(Stored data)
──────

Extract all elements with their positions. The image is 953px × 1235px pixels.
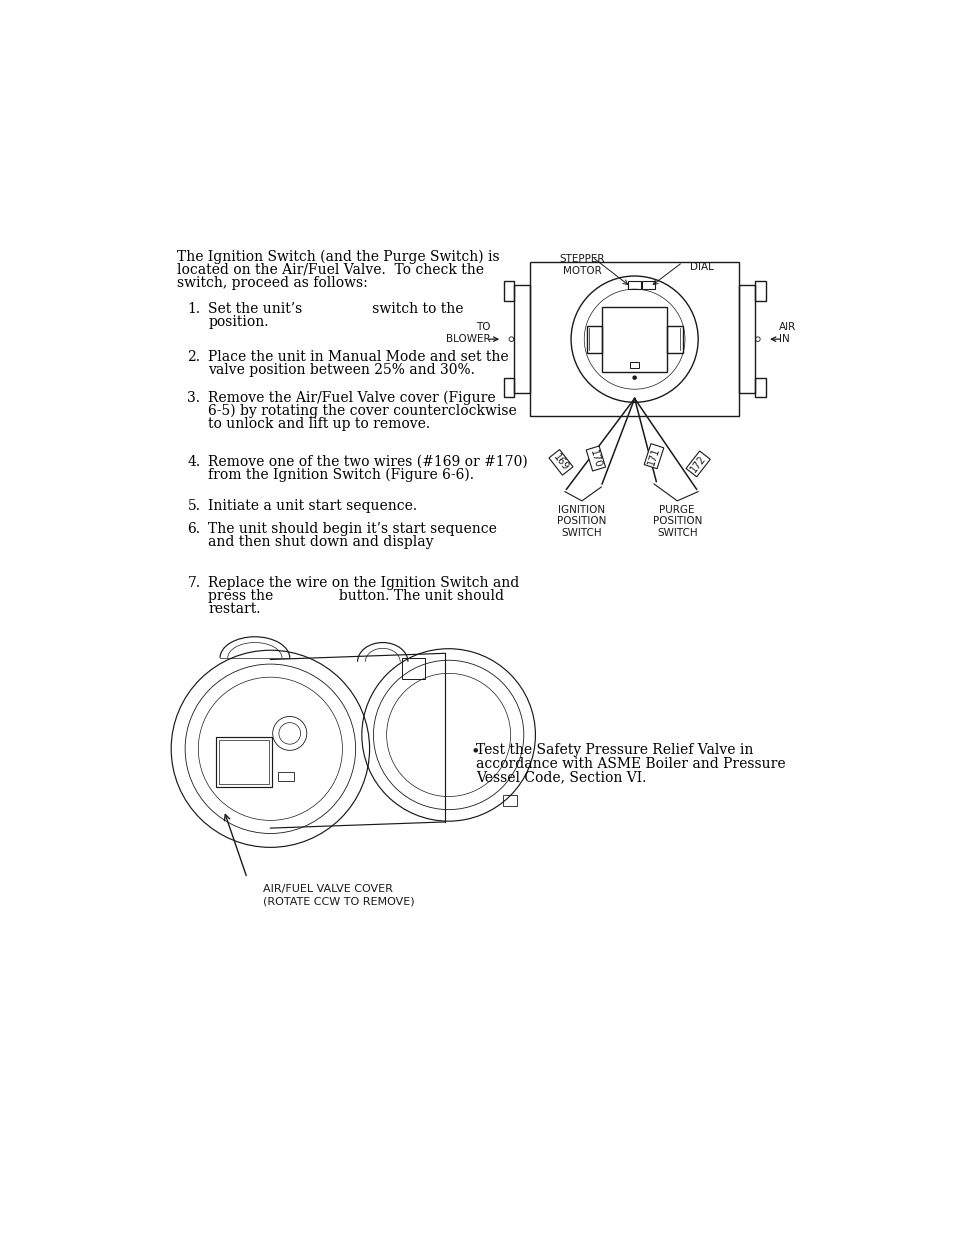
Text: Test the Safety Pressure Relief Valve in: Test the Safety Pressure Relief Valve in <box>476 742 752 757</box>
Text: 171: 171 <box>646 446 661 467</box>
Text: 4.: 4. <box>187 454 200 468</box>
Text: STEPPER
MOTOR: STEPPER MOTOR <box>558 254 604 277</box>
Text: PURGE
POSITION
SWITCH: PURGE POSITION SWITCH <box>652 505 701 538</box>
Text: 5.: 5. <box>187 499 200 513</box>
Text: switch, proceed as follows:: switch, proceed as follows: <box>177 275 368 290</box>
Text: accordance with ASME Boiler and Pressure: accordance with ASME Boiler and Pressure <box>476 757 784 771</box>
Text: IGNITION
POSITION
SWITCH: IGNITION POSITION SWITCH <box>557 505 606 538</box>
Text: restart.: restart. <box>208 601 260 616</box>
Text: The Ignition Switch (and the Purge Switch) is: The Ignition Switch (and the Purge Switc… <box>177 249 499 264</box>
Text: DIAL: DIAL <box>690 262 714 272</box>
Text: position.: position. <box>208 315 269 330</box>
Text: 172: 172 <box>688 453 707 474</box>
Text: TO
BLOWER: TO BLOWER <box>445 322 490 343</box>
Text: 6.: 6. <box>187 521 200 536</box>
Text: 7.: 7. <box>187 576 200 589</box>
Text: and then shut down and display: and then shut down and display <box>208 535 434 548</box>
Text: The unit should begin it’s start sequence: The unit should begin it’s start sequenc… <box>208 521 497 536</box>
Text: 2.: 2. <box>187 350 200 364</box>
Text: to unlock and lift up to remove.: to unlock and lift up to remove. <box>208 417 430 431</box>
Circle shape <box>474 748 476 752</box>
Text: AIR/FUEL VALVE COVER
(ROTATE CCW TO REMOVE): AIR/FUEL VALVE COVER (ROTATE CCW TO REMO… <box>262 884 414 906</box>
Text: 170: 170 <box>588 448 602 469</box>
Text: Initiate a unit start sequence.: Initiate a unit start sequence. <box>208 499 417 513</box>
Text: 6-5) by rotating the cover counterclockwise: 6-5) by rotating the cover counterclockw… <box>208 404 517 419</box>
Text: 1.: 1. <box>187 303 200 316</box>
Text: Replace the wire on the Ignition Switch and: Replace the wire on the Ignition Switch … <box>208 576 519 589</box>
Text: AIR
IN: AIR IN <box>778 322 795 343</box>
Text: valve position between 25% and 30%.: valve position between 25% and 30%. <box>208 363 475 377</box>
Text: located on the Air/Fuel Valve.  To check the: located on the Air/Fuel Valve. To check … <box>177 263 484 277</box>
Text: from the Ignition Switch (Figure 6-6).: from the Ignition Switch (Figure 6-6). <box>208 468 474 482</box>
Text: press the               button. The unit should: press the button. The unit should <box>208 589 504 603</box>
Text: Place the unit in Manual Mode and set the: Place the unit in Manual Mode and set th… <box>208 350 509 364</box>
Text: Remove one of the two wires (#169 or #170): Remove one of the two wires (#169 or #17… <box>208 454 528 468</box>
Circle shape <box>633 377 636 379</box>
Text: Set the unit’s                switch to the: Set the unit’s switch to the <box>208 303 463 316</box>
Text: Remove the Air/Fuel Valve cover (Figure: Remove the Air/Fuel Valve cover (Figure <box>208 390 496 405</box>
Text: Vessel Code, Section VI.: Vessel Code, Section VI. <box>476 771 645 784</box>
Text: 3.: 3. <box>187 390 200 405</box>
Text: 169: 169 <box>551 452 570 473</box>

──────

Reproduce the listing above word for word, leaving out the pictures.

#### Response:
Extract all elements with their positions. The image is 953px × 1235px pixels.
Text: Test the Safety Pressure Relief Valve in: Test the Safety Pressure Relief Valve in <box>476 742 752 757</box>
Text: 171: 171 <box>646 446 661 467</box>
Text: 4.: 4. <box>187 454 200 468</box>
Text: STEPPER
MOTOR: STEPPER MOTOR <box>558 254 604 277</box>
Text: PURGE
POSITION
SWITCH: PURGE POSITION SWITCH <box>652 505 701 538</box>
Text: 5.: 5. <box>187 499 200 513</box>
Text: switch, proceed as follows:: switch, proceed as follows: <box>177 275 368 290</box>
Text: accordance with ASME Boiler and Pressure: accordance with ASME Boiler and Pressure <box>476 757 784 771</box>
Text: IGNITION
POSITION
SWITCH: IGNITION POSITION SWITCH <box>557 505 606 538</box>
Text: restart.: restart. <box>208 601 260 616</box>
Text: The Ignition Switch (and the Purge Switch) is: The Ignition Switch (and the Purge Switc… <box>177 249 499 264</box>
Text: DIAL: DIAL <box>690 262 714 272</box>
Text: position.: position. <box>208 315 269 330</box>
Text: 172: 172 <box>688 453 707 474</box>
Text: TO
BLOWER: TO BLOWER <box>445 322 490 343</box>
Text: 6.: 6. <box>187 521 200 536</box>
Text: 7.: 7. <box>187 576 200 589</box>
Text: and then shut down and display: and then shut down and display <box>208 535 434 548</box>
Text: The unit should begin it’s start sequence: The unit should begin it’s start sequenc… <box>208 521 497 536</box>
Text: 2.: 2. <box>187 350 200 364</box>
Text: to unlock and lift up to remove.: to unlock and lift up to remove. <box>208 417 430 431</box>
Circle shape <box>474 748 476 752</box>
Text: AIR/FUEL VALVE COVER
(ROTATE CCW TO REMOVE): AIR/FUEL VALVE COVER (ROTATE CCW TO REMO… <box>262 884 414 906</box>
Text: 170: 170 <box>588 448 602 469</box>
Text: Initiate a unit start sequence.: Initiate a unit start sequence. <box>208 499 417 513</box>
Text: 6-5) by rotating the cover counterclockwise: 6-5) by rotating the cover counterclockw… <box>208 404 517 419</box>
Text: 1.: 1. <box>187 303 200 316</box>
Text: Replace the wire on the Ignition Switch and: Replace the wire on the Ignition Switch … <box>208 576 519 589</box>
Text: AIR
IN: AIR IN <box>778 322 795 343</box>
Text: valve position between 25% and 30%.: valve position between 25% and 30%. <box>208 363 475 377</box>
Text: located on the Air/Fuel Valve.  To check the: located on the Air/Fuel Valve. To check … <box>177 263 484 277</box>
Text: from the Ignition Switch (Figure 6-6).: from the Ignition Switch (Figure 6-6). <box>208 468 474 482</box>
Text: press the               button. The unit should: press the button. The unit should <box>208 589 504 603</box>
Text: Place the unit in Manual Mode and set the: Place the unit in Manual Mode and set th… <box>208 350 509 364</box>
Text: Remove one of the two wires (#169 or #170): Remove one of the two wires (#169 or #17… <box>208 454 528 468</box>
Circle shape <box>633 377 636 379</box>
Text: Set the unit’s                switch to the: Set the unit’s switch to the <box>208 303 463 316</box>
Text: Remove the Air/Fuel Valve cover (Figure: Remove the Air/Fuel Valve cover (Figure <box>208 390 496 405</box>
Text: Vessel Code, Section VI.: Vessel Code, Section VI. <box>476 771 645 784</box>
Text: 3.: 3. <box>187 390 200 405</box>
Text: 169: 169 <box>551 452 570 473</box>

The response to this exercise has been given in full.